Goal> Read the records below and copy each line that contains "accent".

Dataset entries>
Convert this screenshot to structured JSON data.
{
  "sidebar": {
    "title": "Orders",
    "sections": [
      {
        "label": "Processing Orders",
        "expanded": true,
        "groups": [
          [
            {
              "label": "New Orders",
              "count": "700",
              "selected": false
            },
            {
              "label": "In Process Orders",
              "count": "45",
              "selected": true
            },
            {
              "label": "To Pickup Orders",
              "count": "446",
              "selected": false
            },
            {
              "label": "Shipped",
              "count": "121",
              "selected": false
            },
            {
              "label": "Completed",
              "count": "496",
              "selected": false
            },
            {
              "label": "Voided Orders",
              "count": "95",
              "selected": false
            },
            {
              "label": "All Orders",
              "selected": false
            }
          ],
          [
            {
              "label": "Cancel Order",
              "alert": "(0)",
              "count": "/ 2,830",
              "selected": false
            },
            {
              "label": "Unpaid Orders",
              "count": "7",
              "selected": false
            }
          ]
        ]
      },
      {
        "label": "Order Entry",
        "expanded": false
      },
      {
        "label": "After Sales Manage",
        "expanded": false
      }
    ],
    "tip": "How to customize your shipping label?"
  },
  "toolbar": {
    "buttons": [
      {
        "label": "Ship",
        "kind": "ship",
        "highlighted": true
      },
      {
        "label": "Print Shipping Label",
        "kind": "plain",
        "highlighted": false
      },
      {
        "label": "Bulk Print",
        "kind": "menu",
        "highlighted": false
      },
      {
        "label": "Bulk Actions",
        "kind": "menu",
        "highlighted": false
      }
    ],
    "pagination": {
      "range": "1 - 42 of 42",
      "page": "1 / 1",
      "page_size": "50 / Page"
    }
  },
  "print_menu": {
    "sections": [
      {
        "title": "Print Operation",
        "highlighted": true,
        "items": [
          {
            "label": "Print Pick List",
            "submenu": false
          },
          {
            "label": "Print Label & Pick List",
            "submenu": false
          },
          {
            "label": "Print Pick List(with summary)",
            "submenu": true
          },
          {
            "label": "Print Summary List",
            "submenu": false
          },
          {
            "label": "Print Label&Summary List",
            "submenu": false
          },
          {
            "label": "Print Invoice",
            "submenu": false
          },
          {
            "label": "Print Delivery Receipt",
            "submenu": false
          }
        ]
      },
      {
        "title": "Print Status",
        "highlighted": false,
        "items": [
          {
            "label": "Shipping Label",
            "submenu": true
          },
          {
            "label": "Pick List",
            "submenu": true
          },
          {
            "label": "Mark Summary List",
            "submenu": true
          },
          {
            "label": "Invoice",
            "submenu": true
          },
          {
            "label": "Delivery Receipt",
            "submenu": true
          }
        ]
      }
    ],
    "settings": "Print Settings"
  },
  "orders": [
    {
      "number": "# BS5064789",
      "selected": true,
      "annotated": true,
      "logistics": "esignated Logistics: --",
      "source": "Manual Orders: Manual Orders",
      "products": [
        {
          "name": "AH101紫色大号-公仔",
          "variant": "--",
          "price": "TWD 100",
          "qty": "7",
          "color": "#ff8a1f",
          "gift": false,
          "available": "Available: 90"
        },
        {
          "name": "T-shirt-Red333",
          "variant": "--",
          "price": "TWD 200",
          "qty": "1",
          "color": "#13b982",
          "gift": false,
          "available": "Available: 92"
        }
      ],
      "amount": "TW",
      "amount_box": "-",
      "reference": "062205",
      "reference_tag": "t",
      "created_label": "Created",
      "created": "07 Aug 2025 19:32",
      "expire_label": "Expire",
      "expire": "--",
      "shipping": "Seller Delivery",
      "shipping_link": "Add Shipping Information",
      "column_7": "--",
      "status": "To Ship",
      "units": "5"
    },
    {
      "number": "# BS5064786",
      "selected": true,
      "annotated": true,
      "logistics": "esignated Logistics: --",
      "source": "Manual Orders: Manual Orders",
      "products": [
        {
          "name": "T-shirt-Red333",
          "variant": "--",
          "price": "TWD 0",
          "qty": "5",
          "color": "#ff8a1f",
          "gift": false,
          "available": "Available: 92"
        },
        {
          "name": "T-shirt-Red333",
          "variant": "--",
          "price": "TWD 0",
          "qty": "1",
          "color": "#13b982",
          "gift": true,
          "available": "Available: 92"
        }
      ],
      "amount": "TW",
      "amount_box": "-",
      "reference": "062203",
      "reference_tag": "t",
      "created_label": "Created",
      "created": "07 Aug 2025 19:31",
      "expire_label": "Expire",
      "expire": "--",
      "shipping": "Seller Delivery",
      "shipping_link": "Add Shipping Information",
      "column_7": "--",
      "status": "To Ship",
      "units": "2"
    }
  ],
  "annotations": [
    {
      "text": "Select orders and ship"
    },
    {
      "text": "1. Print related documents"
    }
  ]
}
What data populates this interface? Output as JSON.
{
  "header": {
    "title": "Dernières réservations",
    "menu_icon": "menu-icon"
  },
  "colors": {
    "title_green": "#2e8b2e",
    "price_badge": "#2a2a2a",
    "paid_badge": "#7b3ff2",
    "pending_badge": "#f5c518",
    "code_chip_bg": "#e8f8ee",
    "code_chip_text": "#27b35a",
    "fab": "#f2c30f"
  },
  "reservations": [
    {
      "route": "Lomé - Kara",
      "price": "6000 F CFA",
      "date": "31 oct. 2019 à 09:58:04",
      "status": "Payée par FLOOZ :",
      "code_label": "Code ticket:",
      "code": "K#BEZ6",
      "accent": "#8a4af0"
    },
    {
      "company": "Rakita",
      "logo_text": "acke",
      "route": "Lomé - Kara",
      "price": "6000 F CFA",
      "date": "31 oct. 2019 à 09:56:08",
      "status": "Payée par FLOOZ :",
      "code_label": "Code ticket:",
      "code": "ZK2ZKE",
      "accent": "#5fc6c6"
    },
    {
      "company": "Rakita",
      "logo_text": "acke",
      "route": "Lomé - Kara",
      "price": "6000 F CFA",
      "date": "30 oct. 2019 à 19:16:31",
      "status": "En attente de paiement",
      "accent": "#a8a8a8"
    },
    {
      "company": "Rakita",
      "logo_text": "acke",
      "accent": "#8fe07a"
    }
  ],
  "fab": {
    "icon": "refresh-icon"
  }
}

Solution to this problem>
      "accent": "#8a4af0"
      "accent": "#5fc6c6"
      "accent": "#a8a8a8"
      "accent": "#8fe07a"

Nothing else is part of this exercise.